### Requirements
Exclude images, then output the remaining data verbatim.

Saved entries
******
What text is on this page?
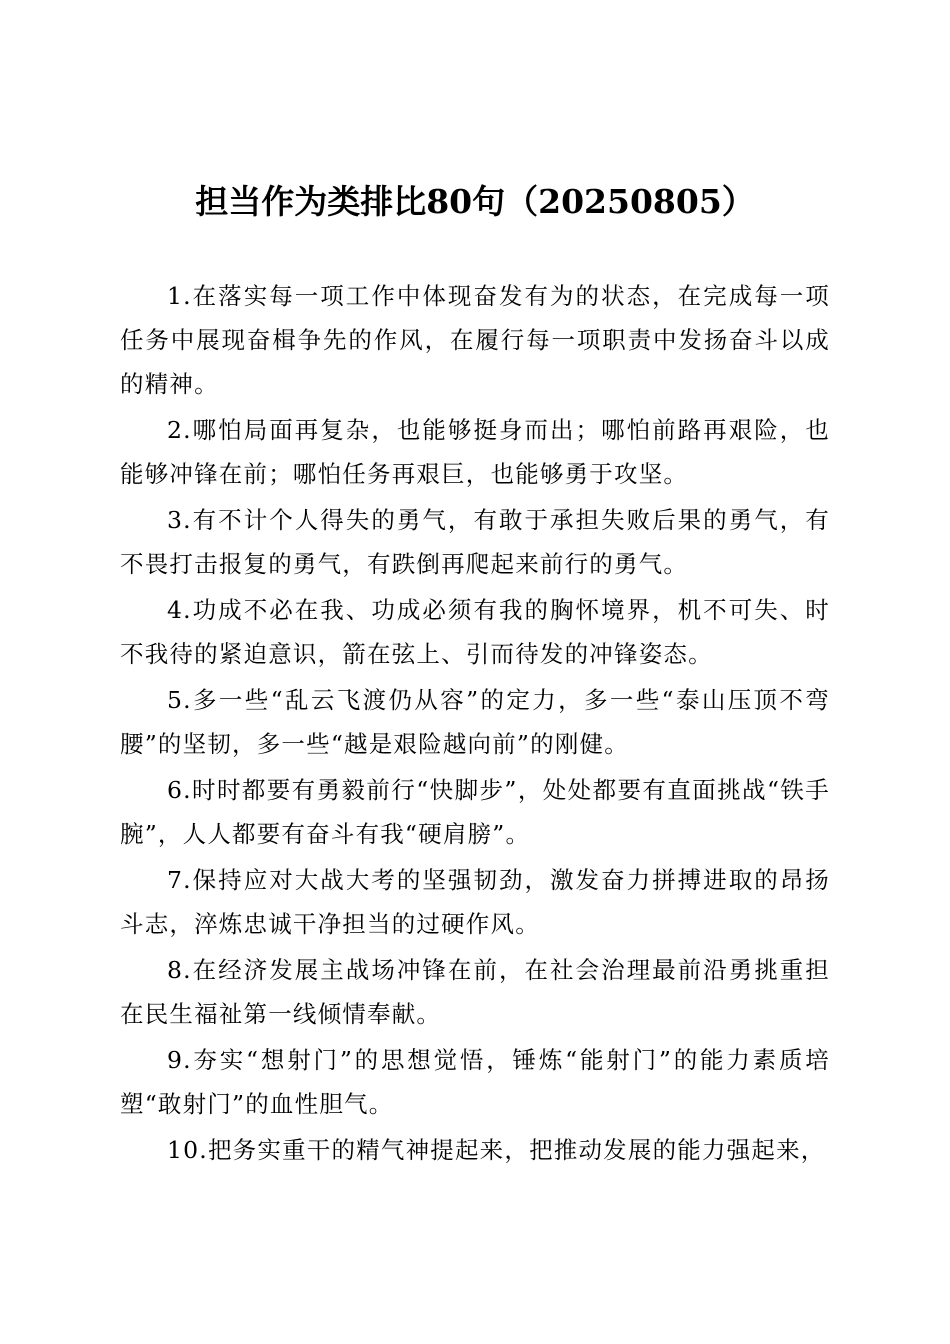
担当作为类排比80句（20250805）

1.在落实每一项工作中体现奋发有为的状态，在完成每一项任务中展现奋楫争先的作风，在履行每一项职责中发扬奋斗以成的精神。

2.哪怕局面再复杂，也能够挺身而出；哪怕前路再艰险，也能够冲锋在前；哪怕任务再艰巨，也能够勇于攻坚。

3.有不计个人得失的勇气，有敢于承担失败后果的勇气，有不畏打击报复的勇气，有跌倒再爬起来前行的勇气。

4.功成不必在我、功成必须有我的胸怀境界，机不可失、时不我待的紧迫意识，箭在弦上、引而待发的冲锋姿态。

5.多一些“乱云飞渡仍从容”的定力，多一些“泰山压顶不弯腰”的坚韧，多一些“越是艰险越向前”的刚健。

6.时时都要有勇毅前行“快脚步”，处处都要有直面挑战“铁手腕”，人人都要有奋斗有我“硬肩膀”。

7.保持应对大战大考的坚强韧劲，激发奋力拼搏进取的昂扬斗志，淬炼忠诚干净担当的过硬作风。

8.在经济发展主战场冲锋在前，在社会治理最前沿勇挑重担在民生福祉第一线倾情奉献。

9.夯实“想射门”的思想觉悟，锤炼“能射门”的能力素质培塑“敢射门”的血性胆气。

10.把务实重干的精气神提起来，把推动发展的能力强起来，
******
### Answer to this task
What text is on this page?
担当作为类排比80句（20250805）

1.在落实每一项工作中体现奋发有为的状态，在完成每一项任务中展现奋楫争先的作风，在履行每一项职责中发扬奋斗以成的精神。

2.哪怕局面再复杂，也能够挺身而出；哪怕前路再艰险，也能够冲锋在前；哪怕任务再艰巨，也能够勇于攻坚。

3.有不计个人得失的勇气，有敢于承担失败后果的勇气，有不畏打击报复的勇气，有跌倒再爬起来前行的勇气。

4.功成不必在我、功成必须有我的胸怀境界，机不可失、时不我待的紧迫意识，箭在弦上、引而待发的冲锋姿态。

5.多一些“乱云飞渡仍从容”的定力，多一些“泰山压顶不弯腰”的坚韧，多一些“越是艰险越向前”的刚健。

6.时时都要有勇毅前行“快脚步”，处处都要有直面挑战“铁手腕”，人人都要有奋斗有我“硬肩膀”。

7.保持应对大战大考的坚强韧劲，激发奋力拼搏进取的昂扬斗志，淬炼忠诚干净担当的过硬作风。

8.在经济发展主战场冲锋在前，在社会治理最前沿勇挑重担在民生福祉第一线倾情奉献。

9.夯实“想射门”的思想觉悟，锤炼“能射门”的能力素质培塑“敢射门”的血性胆气。

10.把务实重干的精气神提起来，把推动发展的能力强起来，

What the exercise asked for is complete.